● Requirement
Give the data below again exactly as it stands. Omit the pictures.

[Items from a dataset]
<<<<
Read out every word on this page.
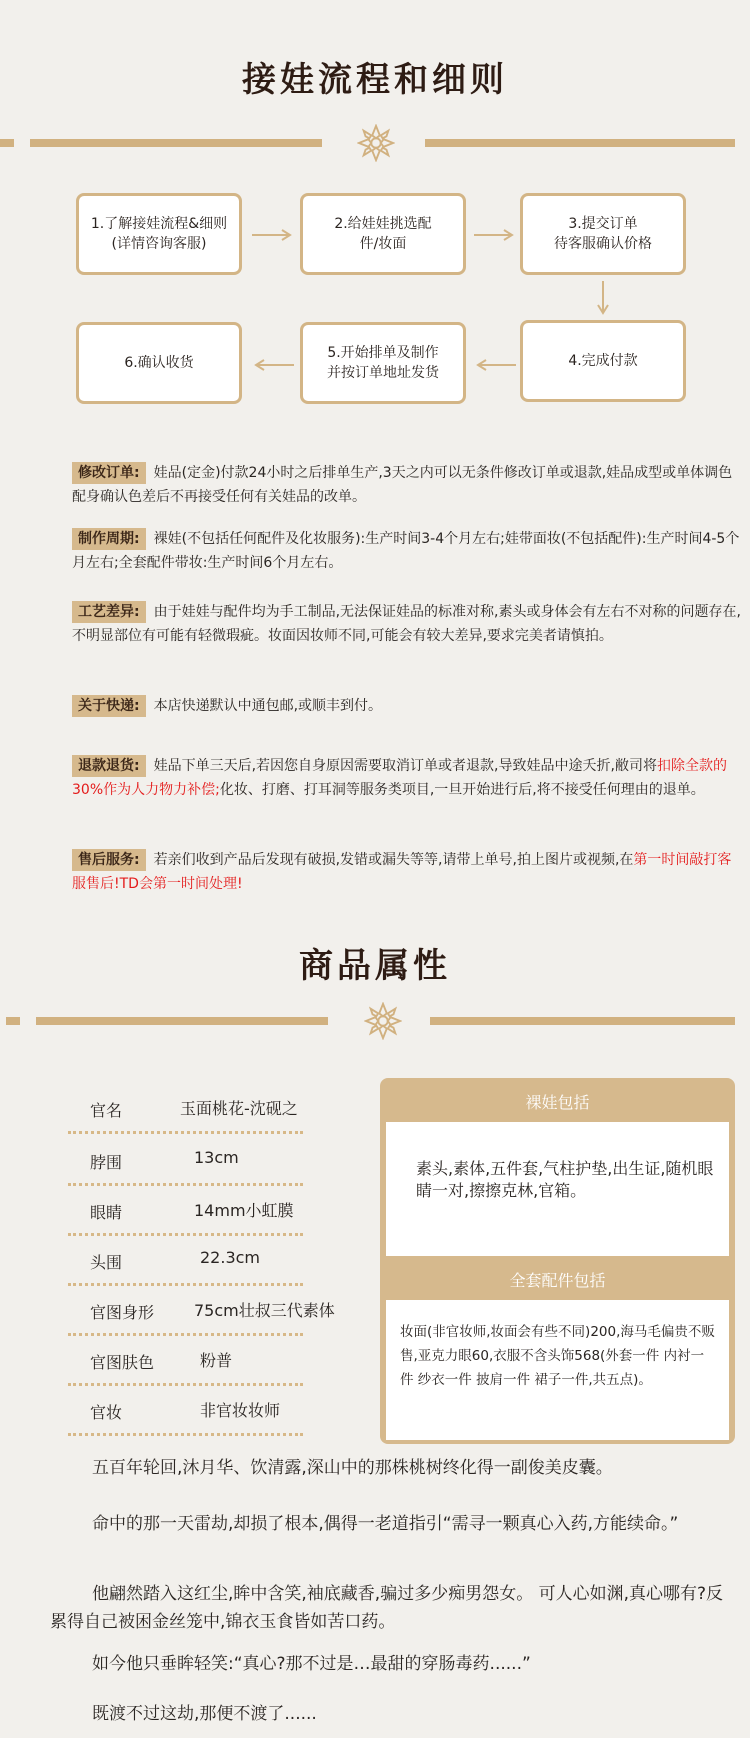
接娃流程和细则
1.了解接娃流程&细则
(详情咨询客服)
2.给娃娃挑选配
件/妆面
3.提交订单
待客服确认价格
4.完成付款
5.开始排单及制作
并按订单地址发货
6.确认收货
修改订单: 娃品(定金)付款24小时之后排单生产,3天之内可以无条件修改订单或退款,娃品成型或单体调色配身确认色差后不再接受任何有关娃品的改单。
制作周期: 裸娃(不包括任何配件及化妆服务):生产时间3-4个月左右;娃带面妆(不包括配件):生产时间4-5个月左右;全套配件带妆:生产时间6个月左右。
工艺差异: 由于娃娃与配件均为手工制品,无法保证娃品的标准对称,素头或身体会有左右不对称的问题存在,不明显部位有可能有轻微瑕疵。妆面因妆师不同,可能会有较大差异,要求完美者请慎拍。
关于快递: 本店快递默认中通包邮,或顺丰到付。
退款退货: 娃品下单三天后,若因您自身原因需要取消订单或者退款,导致娃品中途夭折,敝司将扣除全款的30%作为人力物力补偿;化妆、打磨、打耳洞等服务类项目,一旦开始进行后,将不接受任何理由的退单。
售后服务: 若亲们收到产品后发现有破损,发错或漏失等等,请带上单号,拍上图片或视频,在第一时间敲打客服售后!TD会第一时间处理!
商品属性
官名	玉面桃花-沈砚之
脖围	13cm
眼睛	14mm小虹膜
头围	22.3cm
官图身形 75cm壮叔三代素体
官图肤色	粉普
官妆	非官妆妆师
裸娃包括
素头,素体,五件套,气柱护垫,出生证,随机眼睛一对,擦擦克林,官箱。
全套配件包括
妆面(非官妆师,妆面会有些不同)200,海马毛偏贵不贩售,亚克力眼60,衣服不含头饰568(外套一件 内衬一件 纱衣一件 披肩一件 裙子一件,共五点)。
五百年轮回,沐月华、饮清露,深山中的那株桃树终化得一副俊美皮囊。
命中的那一天雷劫,却损了根本,偶得一老道指引“需寻一颗真心入药,方能续命。”
他翩然踏入这红尘,眸中含笑,袖底藏香,骗过多少痴男怨女。 可人心如渊,真心哪有?反累得自己被困金丝笼中,锦衣玉食皆如苦口药。
如今他只垂眸轻笑:“真心?那不过是…最甜的穿肠毒药......”
既渡不过这劫,那便不渡了......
>>>>
● Written response
Read out every word on this page.
接娃流程和细则
1.了解接娃流程&细则
(详情咨询客服)
2.给娃娃挑选配
件/妆面
3.提交订单
待客服确认价格
4.完成付款
5.开始排单及制作
并按订单地址发货
6.确认收货
修改订单: 娃品(定金)付款24小时之后排单生产,3天之内可以无条件修改订单或退款,娃品成型或单体调色配身确认色差后不再接受任何有关娃品的改单。
制作周期: 裸娃(不包括任何配件及化妆服务):生产时间3-4个月左右;娃带面妆(不包括配件):生产时间4-5个月左右;全套配件带妆:生产时间6个月左右。
工艺差异: 由于娃娃与配件均为手工制品,无法保证娃品的标准对称,素头或身体会有左右不对称的问题存在,不明显部位有可能有轻微瑕疵。妆面因妆师不同,可能会有较大差异,要求完美者请慎拍。
关于快递: 本店快递默认中通包邮,或顺丰到付。
退款退货: 娃品下单三天后,若因您自身原因需要取消订单或者退款,导致娃品中途夭折,敝司将扣除全款的30%作为人力物力补偿;化妆、打磨、打耳洞等服务类项目,一旦开始进行后,将不接受任何理由的退单。
售后服务: 若亲们收到产品后发现有破损,发错或漏失等等,请带上单号,拍上图片或视频,在第一时间敲打客服售后!TD会第一时间处理!
商品属性
官名	玉面桃花-沈砚之
脖围	13cm
眼睛	14mm小虹膜
头围	22.3cm
官图身形 75cm壮叔三代素体
官图肤色	粉普
官妆	非官妆妆师
裸娃包括
素头,素体,五件套,气柱护垫,出生证,随机眼睛一对,擦擦克林,官箱。
全套配件包括
妆面(非官妆师,妆面会有些不同)200,海马毛偏贵不贩售,亚克力眼60,衣服不含头饰568(外套一件 内衬一件 纱衣一件 披肩一件 裙子一件,共五点)。
五百年轮回,沐月华、饮清露,深山中的那株桃树终化得一副俊美皮囊。
命中的那一天雷劫,却损了根本,偶得一老道指引“需寻一颗真心入药,方能续命。”
他翩然踏入这红尘,眸中含笑,袖底藏香,骗过多少痴男怨女。 可人心如渊,真心哪有?反累得自己被困金丝笼中,锦衣玉食皆如苦口药。
如今他只垂眸轻笑:“真心?那不过是…最甜的穿肠毒药......”
既渡不过这劫,那便不渡了......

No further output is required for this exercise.